SUPPLIED MATERIAL

**********

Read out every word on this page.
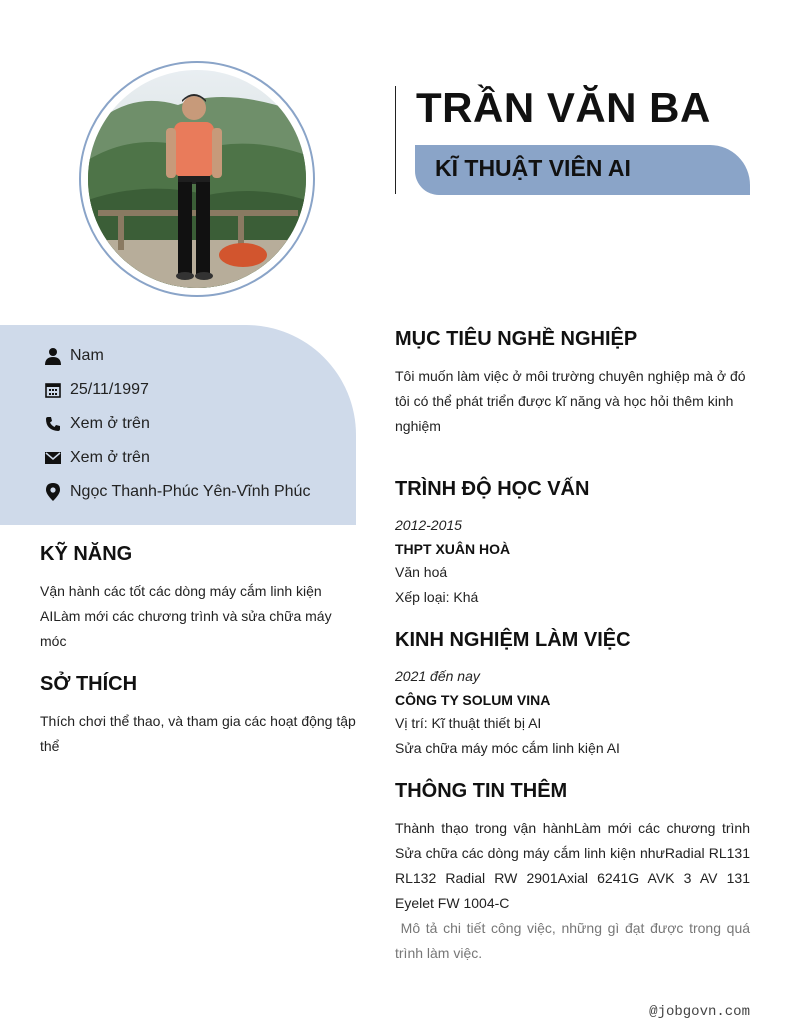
TRẦN VĂN BA
KĨ THUẬT VIÊN AI
Nam
25/11/1997
Xem ở trên
Xem ở trên
Ngọc Thanh-Phúc Yên-Vĩnh Phúc
KỸ NĂNG
Vận hành các tốt các dòng máy cắm linh kiện AILàm mới các chương trình và sửa chữa máy móc
SỞ THÍCH
Thích chơi thể thao, và tham gia các hoạt động tập thể
MỤC TIÊU NGHỀ NGHIỆP
Tôi muốn làm việc ở môi trường chuyên nghiệp mà ở đó tôi có thể phát triển được kĩ năng và học hỏi thêm kinh nghiệm
TRÌNH ĐỘ HỌC VẤN
2012-2015
THPT XUÂN HOÀ
Văn hoá
Xếp loại: Khá
KINH NGHIỆM LÀM VIỆC
2021 đến nay
CÔNG TY SOLUM VINA
Vị trí: Kĩ thuật thiết bị AI
Sửa chữa máy móc cắm linh kiện AI
THÔNG TIN THÊM
Thành thạo trong vận hànhLàm mới các chương trình Sửa chữa các dòng máy cắm linh kiện nhưRadial RL131 RL132 Radial RW 2901Axial 6241G AVK 3 AV 131 Eyelet FW 1004-C
Mô tả chi tiết công việc, những gì đạt được trong quá trình làm việc.
@jobgovn.com
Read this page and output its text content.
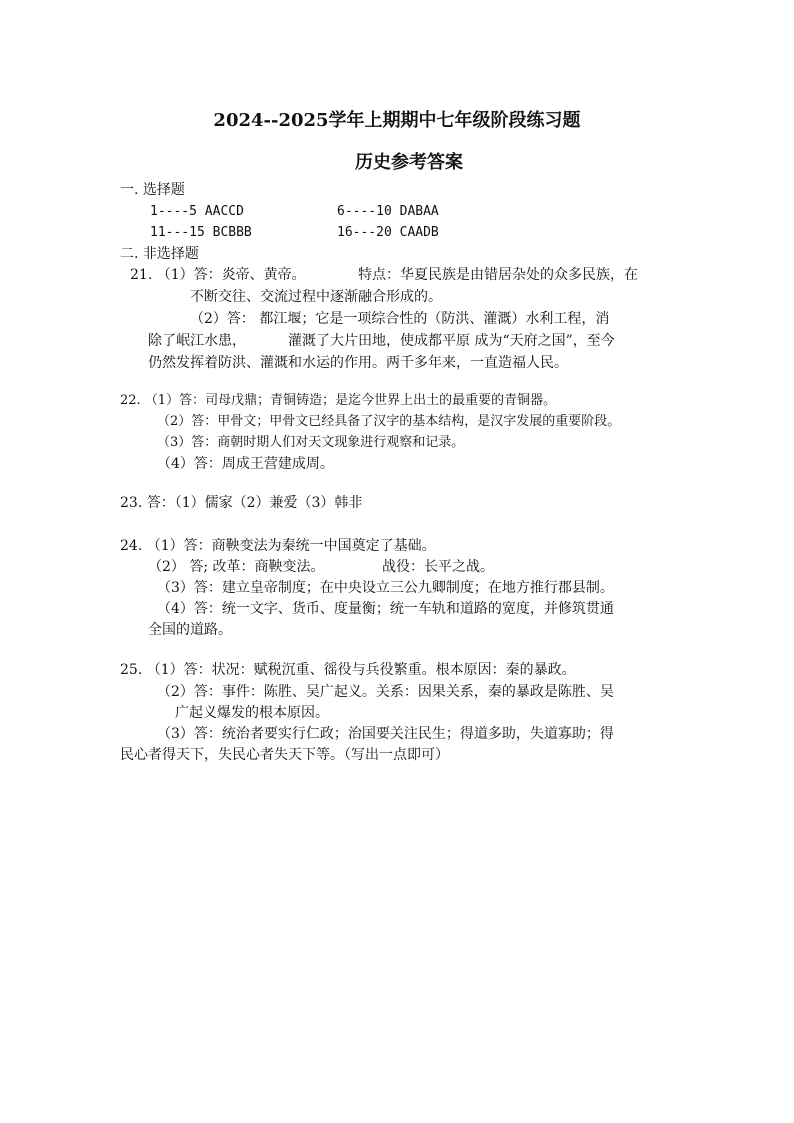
2024--2025学年上期期中七年级阶段练习题
历史参考答案
一. 选择题
1----5 AACCD	6----10 DABAA
11---15 BCBBB	16---20 CAADB
二. 非选择题
21. （1）答：炎帝、黄帝。	特点：华夏民族是由错居杂处的众多民族，在
不断交往、交流过程中逐渐融合形成的。
（2）答： 都江堰；它是一项综合性的（防洪、灌溉）水利工程，消
除了岷江水患，	灌溉了大片田地，使成都平原 成为“天府之国”，至今
仍然发挥着防洪、灌溉和水运的作用。两千多年来，一直造福人民。
22. （1）答：司母戊鼎；青铜铸造；是迄今世界上出土的最重要的青铜器。
（2）答：甲骨文；甲骨文已经具备了汉字的基本结构，是汉字发展的重要阶段。
（3）答：商朝时期人们对天文现象进行观察和记录。
（4）答：周成王营建成周。
23. 答：（1）儒家（2）兼爱（3）韩非
24. （1）答：商鞅变法为秦统一中国奠定了基础。
（2） 答; 改革：商鞅变法。	战役：长平之战。
（3）答：建立皇帝制度；在中央设立三公九卿制度；在地方推行郡县制。
（4）答：统一文字、货币、度量衡；统一车轨和道路的宽度，并修筑贯通
全国的道路。
25. （1）答：状况：赋税沉重、徭役与兵役繁重。根本原因：秦的暴政。
（2）答：事件：陈胜、吴广起义。关系：因果关系，秦的暴政是陈胜、吴
广起义爆发的根本原因。
（3）答：统治者要实行仁政；治国要关注民生；得道多助，失道寡助；得
民心者得天下，失民心者失天下等。（写出一点即可）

**********

WHAT THE TASK ASKS
Repeat all of the data above word for word, minus the pictures.

TASK RESPONSE
Read out every word on this page.
TRẦN VĂN BA
KĨ THUẬT VIÊN AI
Nam
25/11/1997
Xem ở trên
Xem ở trên
Ngọc Thanh-Phúc Yên-Vĩnh Phúc
KỸ NĂNG
Vận hành các tốt các dòng máy cắm linh kiện AILàm mới các chương trình và sửa chữa máy móc
SỞ THÍCH
Thích chơi thể thao, và tham gia các hoạt động tập thể
MỤC TIÊU NGHỀ NGHIỆP
Tôi muốn làm việc ở môi trường chuyên nghiệp mà ở đó tôi có thể phát triển được kĩ năng và học hỏi thêm kinh nghiệm
TRÌNH ĐỘ HỌC VẤN
2012-2015
THPT XUÂN HOÀ
Văn hoá
Xếp loại: Khá
KINH NGHIỆM LÀM VIỆC
2021 đến nay
CÔNG TY SOLUM VINA
Vị trí: Kĩ thuật thiết bị AI
Sửa chữa máy móc cắm linh kiện AI
THÔNG TIN THÊM
Thành thạo trong vận hànhLàm mới các chương trình Sửa chữa các dòng máy cắm linh kiện nhưRadial RL131 RL132 Radial RW 2901Axial 6241G AVK 3 AV 131 Eyelet FW 1004-C
Mô tả chi tiết công việc, những gì đạt được trong quá trình làm việc.
@jobgovn.com
Read this page and output its text content.
2024--2025学年上期期中七年级阶段练习题
历史参考答案
一. 选择题
1----5 AACCD	6----10 DABAA
11---15 BCBBB	16---20 CAADB
二. 非选择题
21. （1）答：炎帝、黄帝。	特点：华夏民族是由错居杂处的众多民族，在
不断交往、交流过程中逐渐融合形成的。
（2）答： 都江堰；它是一项综合性的（防洪、灌溉）水利工程，消
除了岷江水患，	灌溉了大片田地，使成都平原 成为“天府之国”，至今
仍然发挥着防洪、灌溉和水运的作用。两千多年来，一直造福人民。
22. （1）答：司母戊鼎；青铜铸造；是迄今世界上出土的最重要的青铜器。
（2）答：甲骨文；甲骨文已经具备了汉字的基本结构，是汉字发展的重要阶段。
（3）答：商朝时期人们对天文现象进行观察和记录。
（4）答：周成王营建成周。
23. 答：（1）儒家（2）兼爱（3）韩非
24. （1）答：商鞅变法为秦统一中国奠定了基础。
（2） 答; 改革：商鞅变法。	战役：长平之战。
（3）答：建立皇帝制度；在中央设立三公九卿制度；在地方推行郡县制。
（4）答：统一文字、货币、度量衡；统一车轨和道路的宽度，并修筑贯通
全国的道路。
25. （1）答：状况：赋税沉重、徭役与兵役繁重。根本原因：秦的暴政。
（2）答：事件：陈胜、吴广起义。关系：因果关系，秦的暴政是陈胜、吴
广起义爆发的根本原因。
（3）答：统治者要实行仁政；治国要关注民生；得道多助，失道寡助；得
民心者得天下，失民心者失天下等。（写出一点即可）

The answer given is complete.